• _Written problem_
Copy the listing below word for word, beginning at the line that contains "inner-scale-tick: [440, 330, 444, 333]" and stopping after the line that contains "inner-scale-tick: [431, 316, 435, 319]".

— start of Exercise input —

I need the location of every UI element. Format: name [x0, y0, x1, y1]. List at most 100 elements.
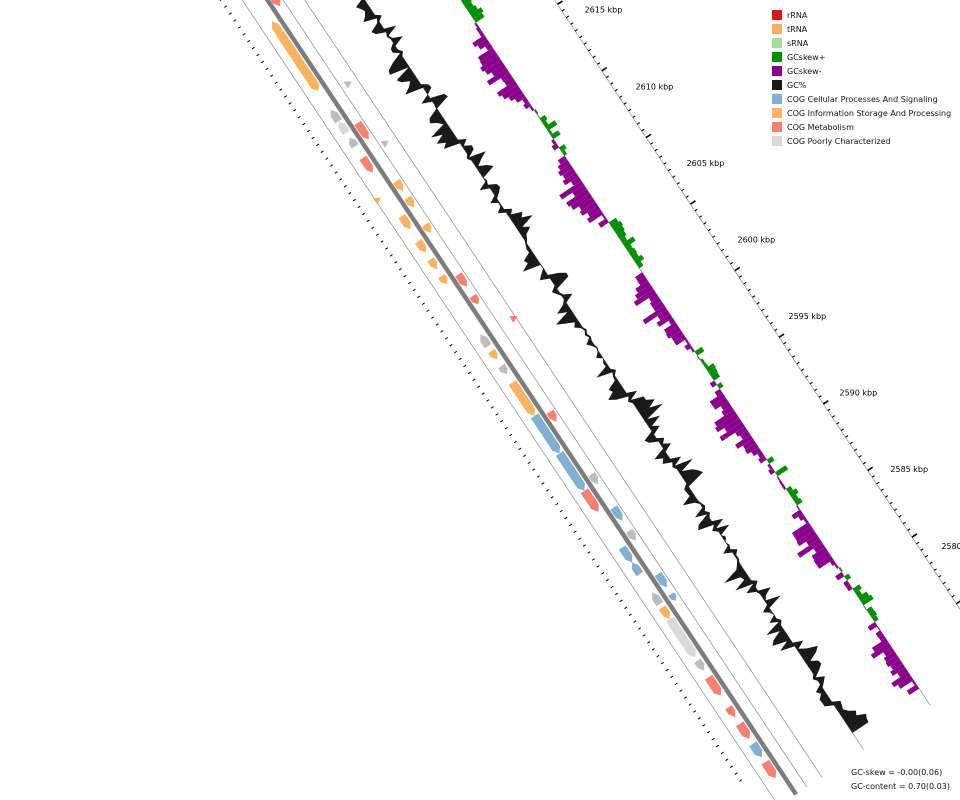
inner-scale-tick: [440, 330, 444, 333]
scale-tick: [787, 348, 791, 352]
gc-skew-bar: [628, 247, 637, 256]
gc-skew-bar: [700, 358, 706, 364]
inner-scale-tick: [472, 378, 476, 382]
inner-scale-tick: [463, 364, 467, 368]
scale-tick: [557, 0, 563, 6]
gc-skew-bar: [477, 47, 496, 62]
gc-skew-bar: [587, 205, 601, 217]
gc-skew-bar: [486, 68, 510, 86]
scale-tick: [743, 281, 747, 285]
gc-skew-bar: [598, 218, 609, 228]
gc-skew-bar: [611, 220, 624, 231]
gc-skew-bar: [561, 149, 568, 156]
inner-scale-tick: [421, 302, 425, 306]
inner-scale-tick: [431, 316, 435, 319]
gc-skew-bar: [570, 193, 593, 210]
scale-tick: [628, 108, 632, 112]
scale-tick: [947, 588, 951, 591]
gc-skew-bar: [757, 451, 764, 459]
scale-tick: [729, 261, 734, 265]
inner-scale-tick: [591, 558, 596, 561]
gc-skew-bar: [786, 485, 794, 493]
scale-tick: [698, 215, 703, 218]
legend-swatch: [772, 10, 782, 20]
legend-item: COG Poorly Characterized: [772, 134, 951, 148]
inner-scale-tick: [302, 122, 306, 126]
gc-skew-bar: [578, 197, 595, 211]
gc-skew-bar: [794, 526, 814, 542]
gc-skew-bar: [855, 590, 863, 597]
gc-skew-bar: [858, 591, 870, 602]
gc-skew-bar: [633, 254, 645, 264]
inner-scale-tick: [389, 254, 393, 257]
gc-skew-bar: [735, 426, 748, 437]
inner-scale-tick: [532, 468, 536, 471]
legend-label: GCskew-: [787, 66, 822, 76]
inner-scale-tick: [720, 751, 724, 755]
gc-skew-bar: [768, 468, 776, 475]
gc-skew-bar: [742, 438, 756, 450]
ring-line: [554, 0, 960, 610]
gc-skew-bar: [539, 115, 548, 123]
gc-content-stat: GC-content = 0.70(0.03): [851, 782, 950, 791]
gc-skew-bar: [496, 80, 518, 97]
gc-skew-bar: [883, 651, 897, 663]
gc-skew-bar: [570, 176, 582, 186]
gc-skew-bar: [690, 347, 695, 353]
gc-skew-bar: [473, 12, 485, 23]
gene-arrow: [735, 721, 750, 739]
gene-arrow: [625, 528, 636, 541]
gc-skew-bar: [480, 55, 501, 72]
gc-skew-bar: [798, 513, 806, 521]
gc-skew-bar: [897, 676, 914, 689]
scale-label: 2600 kbp: [738, 236, 776, 245]
gc-skew-bar: [883, 647, 895, 657]
marker-triangle: [509, 315, 518, 323]
inner-scale-tick: [697, 717, 701, 720]
gc-skew-bar: [514, 93, 526, 103]
inner-scale-tick: [334, 171, 338, 174]
inner-scale-tick: [265, 67, 269, 71]
inner-scale-tick: [481, 392, 485, 395]
gene-features: [270, 0, 777, 779]
gc-skew-bar: [523, 101, 532, 110]
inner-scale-tick: [601, 572, 605, 575]
legend-label: tRNA: [787, 24, 808, 34]
gc-skew-bar: [715, 413, 739, 433]
gc-skew-bar: [559, 180, 584, 200]
inner-scale-tick: [693, 710, 697, 713]
scale-tick: [876, 481, 880, 485]
gene-arrow: [555, 450, 585, 491]
gene-arrow: [704, 674, 722, 696]
gene-arrow: [666, 616, 696, 658]
gc-skew-bar: [843, 580, 850, 588]
legend-swatch: [772, 136, 782, 146]
scale-tick: [893, 508, 898, 511]
inner-scale-tick: [688, 703, 692, 706]
gene-arrow: [749, 741, 763, 758]
scale-tick: [933, 568, 937, 571]
inner-scale-tick: [628, 613, 632, 616]
gc-skew-track: [460, 0, 920, 695]
gene-arrow: [354, 120, 369, 140]
scale-label: 2610 kbp: [636, 82, 674, 91]
inner-scale-tick: [458, 357, 462, 361]
legend-label: COG Poorly Characterized: [787, 136, 891, 146]
gc-skew-bar: [668, 318, 676, 326]
inner-scale-tick: [527, 461, 531, 464]
inner-scale-tick: [490, 406, 494, 409]
scale-tick: [845, 435, 849, 438]
gene-arrow: [330, 109, 342, 124]
gc-stats: GC-skew = -0.00(0.06) GC-content = 0.70(…: [851, 766, 950, 794]
gene-arrow: [415, 238, 427, 253]
inner-scale-tick: [408, 281, 412, 285]
inner-scale-tick: [380, 240, 384, 243]
scale-tick: [792, 355, 796, 358]
gc-skew-bar: [796, 530, 817, 547]
gc-skew-bar: [652, 301, 665, 312]
gc-skew-bar: [477, 39, 490, 50]
gc-skew-bar: [666, 326, 681, 339]
gc-skew-stat: GC-skew = -0.00(0.06): [851, 768, 943, 777]
inner-scale-tick: [555, 502, 559, 506]
gc-skew-bar: [767, 463, 773, 470]
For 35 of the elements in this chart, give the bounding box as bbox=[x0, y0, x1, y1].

— end of Exercise input —

• _Solution below_
inner-scale-tick: [440, 330, 444, 333]
scale-tick: [787, 348, 791, 352]
gc-skew-bar: [628, 247, 637, 256]
gc-skew-bar: [700, 358, 706, 364]
inner-scale-tick: [472, 378, 476, 382]
inner-scale-tick: [463, 364, 467, 368]
scale-tick: [557, 0, 563, 6]
gc-skew-bar: [477, 47, 496, 62]
gc-skew-bar: [587, 205, 601, 217]
gc-skew-bar: [486, 68, 510, 86]
scale-tick: [743, 281, 747, 285]
gc-skew-bar: [598, 218, 609, 228]
gc-skew-bar: [611, 220, 624, 231]
gc-skew-bar: [561, 149, 568, 156]
inner-scale-tick: [421, 302, 425, 306]
inner-scale-tick: [431, 316, 435, 319]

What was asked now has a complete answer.